Part of a data file
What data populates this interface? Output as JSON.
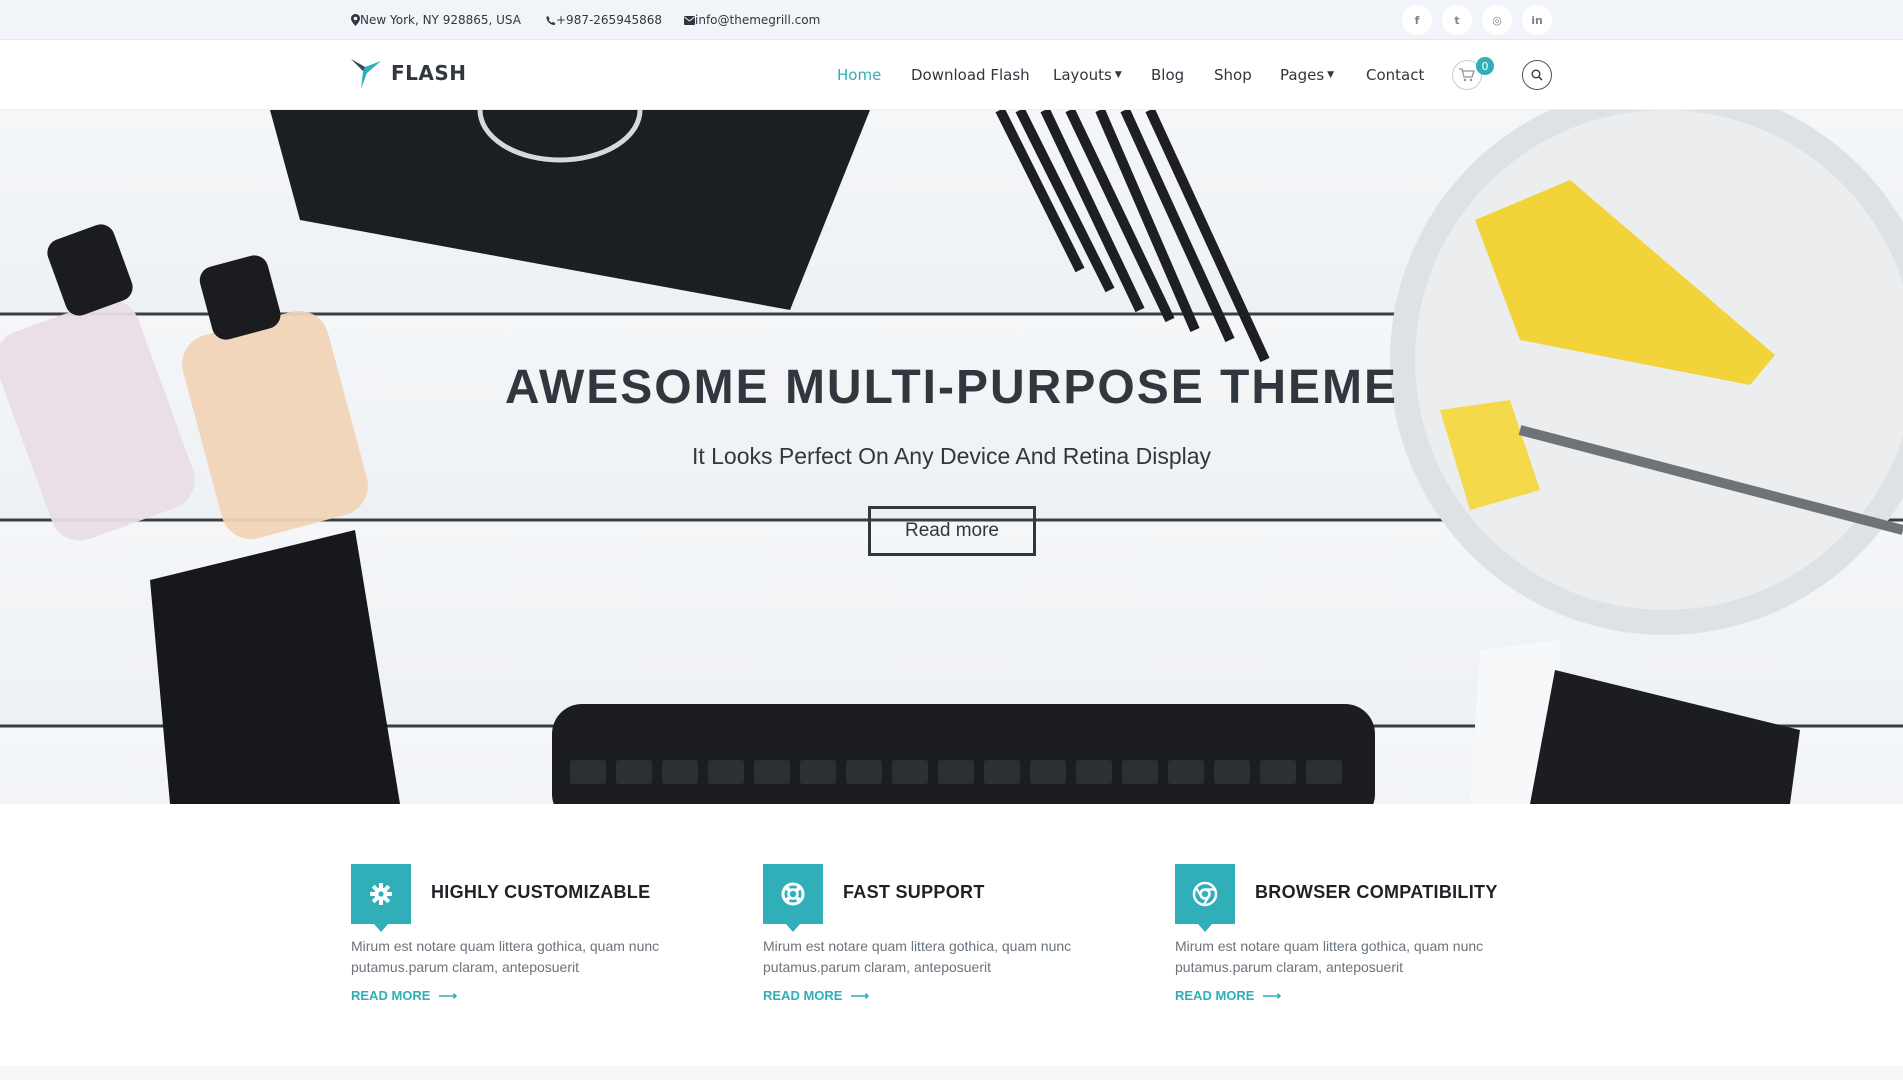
{
  "topbar": {
    "address": "New York, NY 928865, USA",
    "phone": "+987-265945868",
    "email": "info@themegrill.com",
    "social": [
      {
        "icon": "facebook-icon",
        "glyph": "f"
      },
      {
        "icon": "twitter-icon",
        "glyph": "t"
      },
      {
        "icon": "instagram-icon",
        "glyph": "◎"
      },
      {
        "icon": "linkedin-icon",
        "glyph": "in"
      }
    ]
  },
  "header": {
    "logo_text": "FLASH",
    "nav": [
      {
        "label": "Home",
        "active": true
      },
      {
        "label": "Download Flash"
      },
      {
        "label": "Layouts",
        "dropdown": true
      },
      {
        "label": "Blog"
      },
      {
        "label": "Shop"
      },
      {
        "label": "Pages",
        "dropdown": true
      },
      {
        "label": "Contact"
      }
    ],
    "cart_count": "0"
  },
  "hero": {
    "title": "AWESOME MULTI-PURPOSE THEME",
    "subtitle": "It Looks Perfect On Any Device And Retina Display",
    "button": "Read more"
  },
  "features": [
    {
      "icon": "gear-icon",
      "title": "HIGHLY CUSTOMIZABLE",
      "text": "Mirum est notare quam littera gothica, quam nunc putamus.parum claram, anteposuerit",
      "more": "READ MORE"
    },
    {
      "icon": "lifebuoy-icon",
      "title": "FAST SUPPORT",
      "text": "Mirum est notare quam littera gothica, quam nunc putamus.parum claram, anteposuerit",
      "more": "READ MORE"
    },
    {
      "icon": "chrome-icon",
      "title": "BROWSER COMPATIBILITY",
      "text": "Mirum est notare quam littera gothica, quam nunc putamus.parum claram, anteposuerit",
      "more": "READ MORE"
    }
  ],
  "colors": {
    "accent": "#30afb8",
    "text": "#30373e",
    "topbar_bg": "#f1f4f8"
  }
}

WHAT THE EXERCISE ASKS >>
Do not include images; quote all of the entries above exactly.

EXERCISE RESULT >>
What data populates this interface? Output as JSON.
{
  "topbar": {
    "address": "New York, NY 928865, USA",
    "phone": "+987-265945868",
    "email": "info@themegrill.com",
    "social": [
      {
        "icon": "facebook-icon",
        "glyph": "f"
      },
      {
        "icon": "twitter-icon",
        "glyph": "t"
      },
      {
        "icon": "instagram-icon",
        "glyph": "◎"
      },
      {
        "icon": "linkedin-icon",
        "glyph": "in"
      }
    ]
  },
  "header": {
    "logo_text": "FLASH",
    "nav": [
      {
        "label": "Home",
        "active": true
      },
      {
        "label": "Download Flash"
      },
      {
        "label": "Layouts",
        "dropdown": true
      },
      {
        "label": "Blog"
      },
      {
        "label": "Shop"
      },
      {
        "label": "Pages",
        "dropdown": true
      },
      {
        "label": "Contact"
      }
    ],
    "cart_count": "0"
  },
  "hero": {
    "title": "AWESOME MULTI-PURPOSE THEME",
    "subtitle": "It Looks Perfect On Any Device And Retina Display",
    "button": "Read more"
  },
  "features": [
    {
      "icon": "gear-icon",
      "title": "HIGHLY CUSTOMIZABLE",
      "text": "Mirum est notare quam littera gothica, quam nunc putamus.parum claram, anteposuerit",
      "more": "READ MORE"
    },
    {
      "icon": "lifebuoy-icon",
      "title": "FAST SUPPORT",
      "text": "Mirum est notare quam littera gothica, quam nunc putamus.parum claram, anteposuerit",
      "more": "READ MORE"
    },
    {
      "icon": "chrome-icon",
      "title": "BROWSER COMPATIBILITY",
      "text": "Mirum est notare quam littera gothica, quam nunc putamus.parum claram, anteposuerit",
      "more": "READ MORE"
    }
  ],
  "colors": {
    "accent": "#30afb8",
    "text": "#30373e",
    "topbar_bg": "#f1f4f8"
  }
}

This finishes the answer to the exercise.